Records excerpted from a collection:
┌──

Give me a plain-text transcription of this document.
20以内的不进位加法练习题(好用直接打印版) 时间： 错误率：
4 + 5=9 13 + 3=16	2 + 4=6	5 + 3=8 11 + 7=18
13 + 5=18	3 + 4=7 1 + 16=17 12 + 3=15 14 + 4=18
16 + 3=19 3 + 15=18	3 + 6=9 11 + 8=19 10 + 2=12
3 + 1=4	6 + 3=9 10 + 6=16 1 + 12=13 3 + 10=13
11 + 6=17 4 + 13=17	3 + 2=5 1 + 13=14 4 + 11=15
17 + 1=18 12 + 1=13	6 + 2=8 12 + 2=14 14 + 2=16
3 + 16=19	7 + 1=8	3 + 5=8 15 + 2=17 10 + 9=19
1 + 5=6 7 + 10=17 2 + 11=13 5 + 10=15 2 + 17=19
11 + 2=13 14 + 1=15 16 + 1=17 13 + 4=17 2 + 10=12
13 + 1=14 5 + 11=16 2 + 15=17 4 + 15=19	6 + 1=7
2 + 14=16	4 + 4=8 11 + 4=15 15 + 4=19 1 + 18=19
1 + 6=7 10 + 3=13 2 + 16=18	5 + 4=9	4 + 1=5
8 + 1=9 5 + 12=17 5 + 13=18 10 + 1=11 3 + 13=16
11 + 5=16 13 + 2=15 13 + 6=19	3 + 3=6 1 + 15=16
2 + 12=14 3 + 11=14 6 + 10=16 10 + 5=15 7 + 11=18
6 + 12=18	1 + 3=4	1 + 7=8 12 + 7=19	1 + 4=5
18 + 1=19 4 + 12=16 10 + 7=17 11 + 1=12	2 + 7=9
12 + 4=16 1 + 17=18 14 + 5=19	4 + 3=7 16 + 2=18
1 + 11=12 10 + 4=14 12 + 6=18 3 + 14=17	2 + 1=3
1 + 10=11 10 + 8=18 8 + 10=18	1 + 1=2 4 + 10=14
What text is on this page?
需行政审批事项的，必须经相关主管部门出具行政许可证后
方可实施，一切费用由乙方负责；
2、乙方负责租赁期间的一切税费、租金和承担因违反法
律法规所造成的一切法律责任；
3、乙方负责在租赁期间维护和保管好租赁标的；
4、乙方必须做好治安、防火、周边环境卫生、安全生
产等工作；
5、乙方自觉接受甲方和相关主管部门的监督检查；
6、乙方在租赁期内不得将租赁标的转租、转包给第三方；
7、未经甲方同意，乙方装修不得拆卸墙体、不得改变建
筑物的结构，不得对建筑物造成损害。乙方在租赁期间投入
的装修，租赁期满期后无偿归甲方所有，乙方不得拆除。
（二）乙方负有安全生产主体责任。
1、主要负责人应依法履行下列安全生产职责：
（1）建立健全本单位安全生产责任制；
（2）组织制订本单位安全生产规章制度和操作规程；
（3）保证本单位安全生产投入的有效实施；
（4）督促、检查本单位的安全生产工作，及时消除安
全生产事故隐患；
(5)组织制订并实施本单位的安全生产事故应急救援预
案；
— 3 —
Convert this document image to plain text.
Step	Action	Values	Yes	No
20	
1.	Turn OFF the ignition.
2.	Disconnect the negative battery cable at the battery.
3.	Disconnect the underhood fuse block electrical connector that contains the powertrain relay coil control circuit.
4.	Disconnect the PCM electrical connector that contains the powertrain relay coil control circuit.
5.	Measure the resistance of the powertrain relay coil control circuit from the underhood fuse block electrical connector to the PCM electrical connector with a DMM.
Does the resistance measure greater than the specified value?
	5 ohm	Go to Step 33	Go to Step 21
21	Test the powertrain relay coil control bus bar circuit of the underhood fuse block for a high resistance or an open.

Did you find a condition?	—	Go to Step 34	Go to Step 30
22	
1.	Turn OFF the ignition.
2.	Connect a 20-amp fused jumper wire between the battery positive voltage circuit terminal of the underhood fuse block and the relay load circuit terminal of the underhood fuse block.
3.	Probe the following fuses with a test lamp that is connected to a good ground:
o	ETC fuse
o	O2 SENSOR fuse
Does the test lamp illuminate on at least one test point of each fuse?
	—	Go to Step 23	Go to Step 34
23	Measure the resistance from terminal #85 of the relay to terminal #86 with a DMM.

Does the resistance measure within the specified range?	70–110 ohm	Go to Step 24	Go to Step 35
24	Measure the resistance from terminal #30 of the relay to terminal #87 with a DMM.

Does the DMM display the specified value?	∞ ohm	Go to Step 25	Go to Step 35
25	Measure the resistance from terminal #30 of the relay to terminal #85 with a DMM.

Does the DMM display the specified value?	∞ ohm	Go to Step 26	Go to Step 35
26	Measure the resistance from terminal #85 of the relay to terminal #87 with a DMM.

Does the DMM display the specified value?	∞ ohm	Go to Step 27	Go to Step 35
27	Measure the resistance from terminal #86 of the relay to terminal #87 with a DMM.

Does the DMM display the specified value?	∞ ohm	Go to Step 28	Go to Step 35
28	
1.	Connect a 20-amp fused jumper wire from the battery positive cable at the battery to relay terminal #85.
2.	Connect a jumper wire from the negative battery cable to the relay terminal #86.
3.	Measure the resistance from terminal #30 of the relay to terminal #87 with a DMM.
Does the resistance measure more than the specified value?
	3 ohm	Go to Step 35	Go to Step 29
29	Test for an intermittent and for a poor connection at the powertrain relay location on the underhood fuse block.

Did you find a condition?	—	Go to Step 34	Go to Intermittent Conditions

└──

**What to do**
All lines in the data that contain the word "circuit" should be copied.

**Response**
3.	Disconnect the underhood fuse block electrical connector that contains the powertrain relay coil control circuit.
4.	Disconnect the PCM electrical connector that contains the powertrain relay coil control circuit.
5.	Measure the resistance of the powertrain relay coil control circuit from the underhood fuse block electrical connector to the PCM electrical connector with a DMM.
21	Test the powertrain relay coil control bus bar circuit of the underhood fuse block for a high resistance or an open.
2.	Connect a 20-amp fused jumper wire between the battery positive voltage circuit terminal of the underhood fuse block and the relay load circuit terminal of the underhood fuse block.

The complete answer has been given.